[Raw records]
* * *

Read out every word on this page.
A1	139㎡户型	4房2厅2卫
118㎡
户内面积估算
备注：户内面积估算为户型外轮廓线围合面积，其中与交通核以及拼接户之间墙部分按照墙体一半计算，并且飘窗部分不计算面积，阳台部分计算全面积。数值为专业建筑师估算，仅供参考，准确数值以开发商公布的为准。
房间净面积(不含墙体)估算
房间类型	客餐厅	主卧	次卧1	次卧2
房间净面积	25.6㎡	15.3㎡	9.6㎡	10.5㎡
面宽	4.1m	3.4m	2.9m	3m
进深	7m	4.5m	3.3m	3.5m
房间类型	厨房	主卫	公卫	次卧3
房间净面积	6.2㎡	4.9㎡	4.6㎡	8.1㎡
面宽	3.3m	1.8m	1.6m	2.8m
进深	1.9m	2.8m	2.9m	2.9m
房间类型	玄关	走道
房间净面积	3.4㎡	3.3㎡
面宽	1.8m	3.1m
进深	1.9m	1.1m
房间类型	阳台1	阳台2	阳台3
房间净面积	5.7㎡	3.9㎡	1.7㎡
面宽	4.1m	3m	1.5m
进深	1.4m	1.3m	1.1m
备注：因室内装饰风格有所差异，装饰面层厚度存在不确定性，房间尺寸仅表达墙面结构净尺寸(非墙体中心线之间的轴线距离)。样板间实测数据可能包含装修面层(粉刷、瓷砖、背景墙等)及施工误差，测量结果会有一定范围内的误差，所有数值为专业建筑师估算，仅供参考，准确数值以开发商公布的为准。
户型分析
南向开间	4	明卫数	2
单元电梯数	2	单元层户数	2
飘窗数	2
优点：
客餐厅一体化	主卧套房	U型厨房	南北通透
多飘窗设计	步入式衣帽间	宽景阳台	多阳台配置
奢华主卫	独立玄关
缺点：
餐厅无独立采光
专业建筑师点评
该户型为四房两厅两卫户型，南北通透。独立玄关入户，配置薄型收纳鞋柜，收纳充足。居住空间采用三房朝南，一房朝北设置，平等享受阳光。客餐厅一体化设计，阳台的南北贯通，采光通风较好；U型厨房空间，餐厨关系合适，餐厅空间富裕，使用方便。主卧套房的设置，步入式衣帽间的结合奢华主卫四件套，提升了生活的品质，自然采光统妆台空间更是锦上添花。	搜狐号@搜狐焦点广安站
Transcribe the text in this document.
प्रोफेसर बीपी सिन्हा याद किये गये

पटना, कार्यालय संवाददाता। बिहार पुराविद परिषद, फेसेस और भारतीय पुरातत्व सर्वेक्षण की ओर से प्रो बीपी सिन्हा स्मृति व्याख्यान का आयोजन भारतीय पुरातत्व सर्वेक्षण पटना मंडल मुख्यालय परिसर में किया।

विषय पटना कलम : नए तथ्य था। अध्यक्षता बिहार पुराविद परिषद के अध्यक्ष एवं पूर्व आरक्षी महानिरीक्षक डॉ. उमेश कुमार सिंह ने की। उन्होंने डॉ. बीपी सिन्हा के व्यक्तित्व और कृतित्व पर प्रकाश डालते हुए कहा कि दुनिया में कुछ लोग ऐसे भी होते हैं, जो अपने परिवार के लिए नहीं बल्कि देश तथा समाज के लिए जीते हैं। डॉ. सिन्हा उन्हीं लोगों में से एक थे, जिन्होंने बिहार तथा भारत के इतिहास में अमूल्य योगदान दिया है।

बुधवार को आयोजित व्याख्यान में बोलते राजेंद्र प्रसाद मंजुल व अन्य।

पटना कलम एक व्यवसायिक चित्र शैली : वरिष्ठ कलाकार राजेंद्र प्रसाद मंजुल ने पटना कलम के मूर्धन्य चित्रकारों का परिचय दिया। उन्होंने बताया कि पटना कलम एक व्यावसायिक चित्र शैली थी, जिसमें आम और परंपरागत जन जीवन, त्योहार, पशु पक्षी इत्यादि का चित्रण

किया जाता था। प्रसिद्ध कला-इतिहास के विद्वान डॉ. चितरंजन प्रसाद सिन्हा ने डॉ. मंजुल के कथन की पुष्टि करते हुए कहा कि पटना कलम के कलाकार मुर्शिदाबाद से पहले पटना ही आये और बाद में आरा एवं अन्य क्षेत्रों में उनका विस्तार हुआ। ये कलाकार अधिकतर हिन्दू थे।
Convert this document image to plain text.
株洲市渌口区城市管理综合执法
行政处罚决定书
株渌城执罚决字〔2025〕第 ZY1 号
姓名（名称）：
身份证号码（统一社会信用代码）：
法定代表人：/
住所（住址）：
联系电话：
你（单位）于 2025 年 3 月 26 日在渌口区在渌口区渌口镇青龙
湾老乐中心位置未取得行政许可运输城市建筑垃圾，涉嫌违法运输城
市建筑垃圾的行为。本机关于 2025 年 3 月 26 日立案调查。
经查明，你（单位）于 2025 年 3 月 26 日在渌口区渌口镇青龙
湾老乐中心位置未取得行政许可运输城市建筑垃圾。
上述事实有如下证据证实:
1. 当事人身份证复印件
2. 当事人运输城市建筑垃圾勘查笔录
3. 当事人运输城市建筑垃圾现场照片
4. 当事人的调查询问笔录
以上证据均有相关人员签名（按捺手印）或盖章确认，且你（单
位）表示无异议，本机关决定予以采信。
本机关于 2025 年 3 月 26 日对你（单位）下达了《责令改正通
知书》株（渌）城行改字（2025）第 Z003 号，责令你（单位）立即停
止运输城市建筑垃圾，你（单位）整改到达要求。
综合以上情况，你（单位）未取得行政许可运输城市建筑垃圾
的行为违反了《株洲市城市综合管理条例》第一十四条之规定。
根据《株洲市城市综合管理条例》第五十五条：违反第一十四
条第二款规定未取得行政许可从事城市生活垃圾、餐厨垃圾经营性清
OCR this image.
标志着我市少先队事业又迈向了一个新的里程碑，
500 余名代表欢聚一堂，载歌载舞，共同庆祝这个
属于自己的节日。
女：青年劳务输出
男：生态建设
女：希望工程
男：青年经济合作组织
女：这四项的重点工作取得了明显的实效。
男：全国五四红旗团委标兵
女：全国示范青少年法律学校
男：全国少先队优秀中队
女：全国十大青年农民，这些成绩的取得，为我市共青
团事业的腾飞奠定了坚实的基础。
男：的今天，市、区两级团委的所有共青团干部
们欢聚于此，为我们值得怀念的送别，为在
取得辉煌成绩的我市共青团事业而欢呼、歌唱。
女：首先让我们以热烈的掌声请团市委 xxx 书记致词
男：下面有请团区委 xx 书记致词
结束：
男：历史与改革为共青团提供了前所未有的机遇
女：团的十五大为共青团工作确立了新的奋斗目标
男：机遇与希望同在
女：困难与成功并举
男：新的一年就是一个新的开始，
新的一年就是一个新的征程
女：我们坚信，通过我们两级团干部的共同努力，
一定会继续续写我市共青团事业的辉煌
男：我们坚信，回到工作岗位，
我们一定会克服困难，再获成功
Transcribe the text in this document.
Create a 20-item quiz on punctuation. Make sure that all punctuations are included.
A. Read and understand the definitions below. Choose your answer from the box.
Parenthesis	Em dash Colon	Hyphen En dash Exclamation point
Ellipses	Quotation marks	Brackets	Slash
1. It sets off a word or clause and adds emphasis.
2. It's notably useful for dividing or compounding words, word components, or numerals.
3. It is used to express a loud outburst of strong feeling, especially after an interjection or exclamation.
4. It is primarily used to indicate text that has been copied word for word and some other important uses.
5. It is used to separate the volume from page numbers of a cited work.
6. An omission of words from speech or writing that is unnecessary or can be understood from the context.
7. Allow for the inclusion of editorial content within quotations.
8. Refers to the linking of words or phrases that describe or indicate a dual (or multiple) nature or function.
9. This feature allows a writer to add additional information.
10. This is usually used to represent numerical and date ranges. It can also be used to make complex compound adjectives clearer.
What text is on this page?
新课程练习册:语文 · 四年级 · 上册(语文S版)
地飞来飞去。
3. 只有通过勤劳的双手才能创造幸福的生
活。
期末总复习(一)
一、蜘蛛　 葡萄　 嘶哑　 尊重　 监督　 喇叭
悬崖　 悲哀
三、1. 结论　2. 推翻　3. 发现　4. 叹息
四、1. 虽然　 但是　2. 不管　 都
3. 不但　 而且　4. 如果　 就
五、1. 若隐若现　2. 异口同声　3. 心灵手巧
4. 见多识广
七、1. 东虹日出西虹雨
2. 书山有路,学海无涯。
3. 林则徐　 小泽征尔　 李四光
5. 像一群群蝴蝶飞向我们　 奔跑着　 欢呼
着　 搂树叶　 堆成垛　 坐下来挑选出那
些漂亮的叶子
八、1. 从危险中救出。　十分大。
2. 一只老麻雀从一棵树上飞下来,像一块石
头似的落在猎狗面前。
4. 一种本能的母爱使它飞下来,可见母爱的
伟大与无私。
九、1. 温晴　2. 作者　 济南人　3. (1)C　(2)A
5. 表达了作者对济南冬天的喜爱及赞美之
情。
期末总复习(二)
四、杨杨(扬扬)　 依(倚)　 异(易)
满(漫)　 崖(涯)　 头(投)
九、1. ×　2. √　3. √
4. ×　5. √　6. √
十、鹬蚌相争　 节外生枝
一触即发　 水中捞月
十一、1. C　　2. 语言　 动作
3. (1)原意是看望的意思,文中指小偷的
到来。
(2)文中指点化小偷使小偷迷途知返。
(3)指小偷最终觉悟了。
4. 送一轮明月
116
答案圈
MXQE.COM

* * *

## Directive
Tell how many lines in the material above include the word "Read", giving the number only.

## Answer in full
2